## PROBLEM TO SOLVE
Transcribe each record exactly. Include every one.

## ENTRIES PROVIDED
• • • •

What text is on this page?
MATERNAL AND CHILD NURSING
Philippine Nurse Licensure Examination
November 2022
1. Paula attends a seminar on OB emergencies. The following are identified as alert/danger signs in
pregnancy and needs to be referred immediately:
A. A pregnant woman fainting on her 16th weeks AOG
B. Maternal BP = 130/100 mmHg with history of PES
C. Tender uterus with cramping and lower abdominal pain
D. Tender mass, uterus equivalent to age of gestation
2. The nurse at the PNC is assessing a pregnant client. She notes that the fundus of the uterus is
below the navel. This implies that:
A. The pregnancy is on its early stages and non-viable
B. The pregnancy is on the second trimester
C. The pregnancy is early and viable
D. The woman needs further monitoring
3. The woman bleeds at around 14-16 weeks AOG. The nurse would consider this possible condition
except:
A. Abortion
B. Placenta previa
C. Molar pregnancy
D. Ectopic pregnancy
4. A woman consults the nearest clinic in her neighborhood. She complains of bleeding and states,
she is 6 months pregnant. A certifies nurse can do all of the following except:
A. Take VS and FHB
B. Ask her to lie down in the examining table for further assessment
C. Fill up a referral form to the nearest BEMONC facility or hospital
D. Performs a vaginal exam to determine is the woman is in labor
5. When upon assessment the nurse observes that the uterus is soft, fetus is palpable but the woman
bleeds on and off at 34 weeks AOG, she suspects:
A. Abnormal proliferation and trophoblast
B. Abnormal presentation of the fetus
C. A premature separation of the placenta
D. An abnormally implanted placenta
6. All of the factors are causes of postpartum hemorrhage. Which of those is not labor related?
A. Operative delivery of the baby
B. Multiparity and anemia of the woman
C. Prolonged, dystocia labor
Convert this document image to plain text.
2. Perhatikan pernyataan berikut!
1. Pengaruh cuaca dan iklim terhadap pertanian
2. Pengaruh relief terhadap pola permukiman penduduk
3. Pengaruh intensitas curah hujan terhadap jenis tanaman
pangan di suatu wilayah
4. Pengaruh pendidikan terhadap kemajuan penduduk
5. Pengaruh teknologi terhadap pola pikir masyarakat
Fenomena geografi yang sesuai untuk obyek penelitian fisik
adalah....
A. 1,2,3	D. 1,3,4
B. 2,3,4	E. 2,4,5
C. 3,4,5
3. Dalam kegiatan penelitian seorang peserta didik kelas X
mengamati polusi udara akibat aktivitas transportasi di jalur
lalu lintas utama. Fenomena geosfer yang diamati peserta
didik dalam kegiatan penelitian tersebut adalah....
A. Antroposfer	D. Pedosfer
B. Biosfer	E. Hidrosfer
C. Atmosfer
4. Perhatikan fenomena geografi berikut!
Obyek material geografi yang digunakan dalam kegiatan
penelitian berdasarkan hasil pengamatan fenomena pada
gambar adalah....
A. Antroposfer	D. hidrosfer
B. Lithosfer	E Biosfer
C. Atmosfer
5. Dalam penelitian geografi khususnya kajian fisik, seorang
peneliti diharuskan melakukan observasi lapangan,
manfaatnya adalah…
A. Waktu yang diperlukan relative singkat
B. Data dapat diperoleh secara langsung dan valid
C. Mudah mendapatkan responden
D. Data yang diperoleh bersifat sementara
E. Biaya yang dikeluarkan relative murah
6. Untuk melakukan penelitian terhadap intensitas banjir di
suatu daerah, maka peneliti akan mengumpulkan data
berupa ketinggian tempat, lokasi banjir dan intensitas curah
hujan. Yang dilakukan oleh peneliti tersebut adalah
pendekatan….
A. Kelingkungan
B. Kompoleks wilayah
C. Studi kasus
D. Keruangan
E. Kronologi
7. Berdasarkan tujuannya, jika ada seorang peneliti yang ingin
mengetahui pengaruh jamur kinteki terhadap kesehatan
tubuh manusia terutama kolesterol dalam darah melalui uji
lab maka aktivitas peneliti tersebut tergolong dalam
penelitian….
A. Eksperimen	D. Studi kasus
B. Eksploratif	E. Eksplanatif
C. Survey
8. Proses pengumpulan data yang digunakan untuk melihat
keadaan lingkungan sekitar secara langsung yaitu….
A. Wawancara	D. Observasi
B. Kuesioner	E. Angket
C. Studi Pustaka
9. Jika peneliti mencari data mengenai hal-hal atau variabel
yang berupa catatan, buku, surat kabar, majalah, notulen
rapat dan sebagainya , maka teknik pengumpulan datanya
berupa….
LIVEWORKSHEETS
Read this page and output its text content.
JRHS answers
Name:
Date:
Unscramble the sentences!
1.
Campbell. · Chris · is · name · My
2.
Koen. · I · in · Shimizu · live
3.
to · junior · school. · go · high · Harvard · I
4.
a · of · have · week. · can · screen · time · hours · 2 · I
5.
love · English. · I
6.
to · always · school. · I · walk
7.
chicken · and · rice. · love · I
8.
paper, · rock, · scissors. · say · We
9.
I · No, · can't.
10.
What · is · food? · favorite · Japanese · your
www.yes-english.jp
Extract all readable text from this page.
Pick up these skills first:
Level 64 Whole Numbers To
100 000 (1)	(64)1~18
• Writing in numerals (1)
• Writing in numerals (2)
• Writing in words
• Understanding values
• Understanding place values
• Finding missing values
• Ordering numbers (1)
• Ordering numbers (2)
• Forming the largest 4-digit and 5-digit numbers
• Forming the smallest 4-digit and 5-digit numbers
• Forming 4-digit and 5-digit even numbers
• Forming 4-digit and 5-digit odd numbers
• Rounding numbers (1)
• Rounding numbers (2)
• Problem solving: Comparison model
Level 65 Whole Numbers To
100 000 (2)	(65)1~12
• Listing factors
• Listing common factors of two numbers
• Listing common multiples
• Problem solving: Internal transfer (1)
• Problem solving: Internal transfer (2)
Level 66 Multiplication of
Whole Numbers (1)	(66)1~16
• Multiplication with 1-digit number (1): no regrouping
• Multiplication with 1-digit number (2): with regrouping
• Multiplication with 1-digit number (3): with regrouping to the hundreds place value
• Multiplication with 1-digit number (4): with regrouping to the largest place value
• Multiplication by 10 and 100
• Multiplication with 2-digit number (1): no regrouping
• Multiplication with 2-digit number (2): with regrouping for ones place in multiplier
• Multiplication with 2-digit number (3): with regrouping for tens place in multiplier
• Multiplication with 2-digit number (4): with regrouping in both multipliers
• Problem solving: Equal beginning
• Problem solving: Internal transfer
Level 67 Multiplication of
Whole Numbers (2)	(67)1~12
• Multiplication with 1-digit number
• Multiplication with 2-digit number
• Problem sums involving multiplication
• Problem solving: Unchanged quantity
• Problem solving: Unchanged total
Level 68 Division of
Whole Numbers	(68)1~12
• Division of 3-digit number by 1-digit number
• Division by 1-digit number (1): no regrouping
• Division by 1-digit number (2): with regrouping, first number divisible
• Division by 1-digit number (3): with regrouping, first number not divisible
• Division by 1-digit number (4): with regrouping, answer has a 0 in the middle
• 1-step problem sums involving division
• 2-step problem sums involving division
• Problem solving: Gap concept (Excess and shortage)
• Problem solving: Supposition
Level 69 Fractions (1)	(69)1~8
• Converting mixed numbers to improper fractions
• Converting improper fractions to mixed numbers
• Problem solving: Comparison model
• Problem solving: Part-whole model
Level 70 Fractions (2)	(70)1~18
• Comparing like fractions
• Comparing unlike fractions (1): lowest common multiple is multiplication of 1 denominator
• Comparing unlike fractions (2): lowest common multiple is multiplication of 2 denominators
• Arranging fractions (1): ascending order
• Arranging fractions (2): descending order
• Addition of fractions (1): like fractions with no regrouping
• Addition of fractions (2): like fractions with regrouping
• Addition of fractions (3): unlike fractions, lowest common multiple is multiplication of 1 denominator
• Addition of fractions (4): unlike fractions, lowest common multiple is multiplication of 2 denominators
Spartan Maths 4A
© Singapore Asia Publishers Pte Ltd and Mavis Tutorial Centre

• • • •

## RIGHT ANSWER
What text is on this page?
MATERNAL AND CHILD NURSING
Philippine Nurse Licensure Examination
November 2022
1. Paula attends a seminar on OB emergencies. The following are identified as alert/danger signs in
pregnancy and needs to be referred immediately:
A. A pregnant woman fainting on her 16th weeks AOG
B. Maternal BP = 130/100 mmHg with history of PES
C. Tender uterus with cramping and lower abdominal pain
D. Tender mass, uterus equivalent to age of gestation
2. The nurse at the PNC is assessing a pregnant client. She notes that the fundus of the uterus is
below the navel. This implies that:
A. The pregnancy is on its early stages and non-viable
B. The pregnancy is on the second trimester
C. The pregnancy is early and viable
D. The woman needs further monitoring
3. The woman bleeds at around 14-16 weeks AOG. The nurse would consider this possible condition
except:
A. Abortion
B. Placenta previa
C. Molar pregnancy
D. Ectopic pregnancy
4. A woman consults the nearest clinic in her neighborhood. She complains of bleeding and states,
she is 6 months pregnant. A certifies nurse can do all of the following except:
A. Take VS and FHB
B. Ask her to lie down in the examining table for further assessment
C. Fill up a referral form to the nearest BEMONC facility or hospital
D. Performs a vaginal exam to determine is the woman is in labor
5. When upon assessment the nurse observes that the uterus is soft, fetus is palpable but the woman
bleeds on and off at 34 weeks AOG, she suspects:
A. Abnormal proliferation and trophoblast
B. Abnormal presentation of the fetus
C. A premature separation of the placenta
D. An abnormally implanted placenta
6. All of the factors are causes of postpartum hemorrhage. Which of those is not labor related?
A. Operative delivery of the baby
B. Multiparity and anemia of the woman
C. Prolonged, dystocia labor
Convert this document image to plain text.
2. Perhatikan pernyataan berikut!
1. Pengaruh cuaca dan iklim terhadap pertanian
2. Pengaruh relief terhadap pola permukiman penduduk
3. Pengaruh intensitas curah hujan terhadap jenis tanaman
pangan di suatu wilayah
4. Pengaruh pendidikan terhadap kemajuan penduduk
5. Pengaruh teknologi terhadap pola pikir masyarakat
Fenomena geografi yang sesuai untuk obyek penelitian fisik
adalah....
A. 1,2,3	D. 1,3,4
B. 2,3,4	E. 2,4,5
C. 3,4,5
3. Dalam kegiatan penelitian seorang peserta didik kelas X
mengamati polusi udara akibat aktivitas transportasi di jalur
lalu lintas utama. Fenomena geosfer yang diamati peserta
didik dalam kegiatan penelitian tersebut adalah....
A. Antroposfer	D. Pedosfer
B. Biosfer	E. Hidrosfer
C. Atmosfer
4. Perhatikan fenomena geografi berikut!
Obyek material geografi yang digunakan dalam kegiatan
penelitian berdasarkan hasil pengamatan fenomena pada
gambar adalah....
A. Antroposfer	D. hidrosfer
B. Lithosfer	E Biosfer
C. Atmosfer
5. Dalam penelitian geografi khususnya kajian fisik, seorang
peneliti diharuskan melakukan observasi lapangan,
manfaatnya adalah…
A. Waktu yang diperlukan relative singkat
B. Data dapat diperoleh secara langsung dan valid
C. Mudah mendapatkan responden
D. Data yang diperoleh bersifat sementara
E. Biaya yang dikeluarkan relative murah
6. Untuk melakukan penelitian terhadap intensitas banjir di
suatu daerah, maka peneliti akan mengumpulkan data
berupa ketinggian tempat, lokasi banjir dan intensitas curah
hujan. Yang dilakukan oleh peneliti tersebut adalah
pendekatan….
A. Kelingkungan
B. Kompoleks wilayah
C. Studi kasus
D. Keruangan
E. Kronologi
7. Berdasarkan tujuannya, jika ada seorang peneliti yang ingin
mengetahui pengaruh jamur kinteki terhadap kesehatan
tubuh manusia terutama kolesterol dalam darah melalui uji
lab maka aktivitas peneliti tersebut tergolong dalam
penelitian….
A. Eksperimen	D. Studi kasus
B. Eksploratif	E. Eksplanatif
C. Survey
8. Proses pengumpulan data yang digunakan untuk melihat
keadaan lingkungan sekitar secara langsung yaitu….
A. Wawancara	D. Observasi
B. Kuesioner	E. Angket
C. Studi Pustaka
9. Jika peneliti mencari data mengenai hal-hal atau variabel
yang berupa catatan, buku, surat kabar, majalah, notulen
rapat dan sebagainya , maka teknik pengumpulan datanya
berupa….
LIVEWORKSHEETS
Read this page and output its text content.
JRHS answers
Name:
Date:
Unscramble the sentences!
1.
Campbell. · Chris · is · name · My
2.
Koen. · I · in · Shimizu · live
3.
to · junior · school. · go · high · Harvard · I
4.
a · of · have · week. · can · screen · time · hours · 2 · I
5.
love · English. · I
6.
to · always · school. · I · walk
7.
chicken · and · rice. · love · I
8.
paper, · rock, · scissors. · say · We
9.
I · No, · can't.
10.
What · is · food? · favorite · Japanese · your
www.yes-english.jp
Extract all readable text from this page.
Pick up these skills first:
Level 64 Whole Numbers To
100 000 (1)	(64)1~18
• Writing in numerals (1)
• Writing in numerals (2)
• Writing in words
• Understanding values
• Understanding place values
• Finding missing values
• Ordering numbers (1)
• Ordering numbers (2)
• Forming the largest 4-digit and 5-digit numbers
• Forming the smallest 4-digit and 5-digit numbers
• Forming 4-digit and 5-digit even numbers
• Forming 4-digit and 5-digit odd numbers
• Rounding numbers (1)
• Rounding numbers (2)
• Problem solving: Comparison model
Level 65 Whole Numbers To
100 000 (2)	(65)1~12
• Listing factors
• Listing common factors of two numbers
• Listing common multiples
• Problem solving: Internal transfer (1)
• Problem solving: Internal transfer (2)
Level 66 Multiplication of
Whole Numbers (1)	(66)1~16
• Multiplication with 1-digit number (1): no regrouping
• Multiplication with 1-digit number (2): with regrouping
• Multiplication with 1-digit number (3): with regrouping to the hundreds place value
• Multiplication with 1-digit number (4): with regrouping to the largest place value
• Multiplication by 10 and 100
• Multiplication with 2-digit number (1): no regrouping
• Multiplication with 2-digit number (2): with regrouping for ones place in multiplier
• Multiplication with 2-digit number (3): with regrouping for tens place in multiplier
• Multiplication with 2-digit number (4): with regrouping in both multipliers
• Problem solving: Equal beginning
• Problem solving: Internal transfer
Level 67 Multiplication of
Whole Numbers (2)	(67)1~12
• Multiplication with 1-digit number
• Multiplication with 2-digit number
• Problem sums involving multiplication
• Problem solving: Unchanged quantity
• Problem solving: Unchanged total
Level 68 Division of
Whole Numbers	(68)1~12
• Division of 3-digit number by 1-digit number
• Division by 1-digit number (1): no regrouping
• Division by 1-digit number (2): with regrouping, first number divisible
• Division by 1-digit number (3): with regrouping, first number not divisible
• Division by 1-digit number (4): with regrouping, answer has a 0 in the middle
• 1-step problem sums involving division
• 2-step problem sums involving division
• Problem solving: Gap concept (Excess and shortage)
• Problem solving: Supposition
Level 69 Fractions (1)	(69)1~8
• Converting mixed numbers to improper fractions
• Converting improper fractions to mixed numbers
• Problem solving: Comparison model
• Problem solving: Part-whole model
Level 70 Fractions (2)	(70)1~18
• Comparing like fractions
• Comparing unlike fractions (1): lowest common multiple is multiplication of 1 denominator
• Comparing unlike fractions (2): lowest common multiple is multiplication of 2 denominators
• Arranging fractions (1): ascending order
• Arranging fractions (2): descending order
• Addition of fractions (1): like fractions with no regrouping
• Addition of fractions (2): like fractions with regrouping
• Addition of fractions (3): unlike fractions, lowest common multiple is multiplication of 1 denominator
• Addition of fractions (4): unlike fractions, lowest common multiple is multiplication of 2 denominators
Spartan Maths 4A
© Singapore Asia Publishers Pte Ltd and Mavis Tutorial Centre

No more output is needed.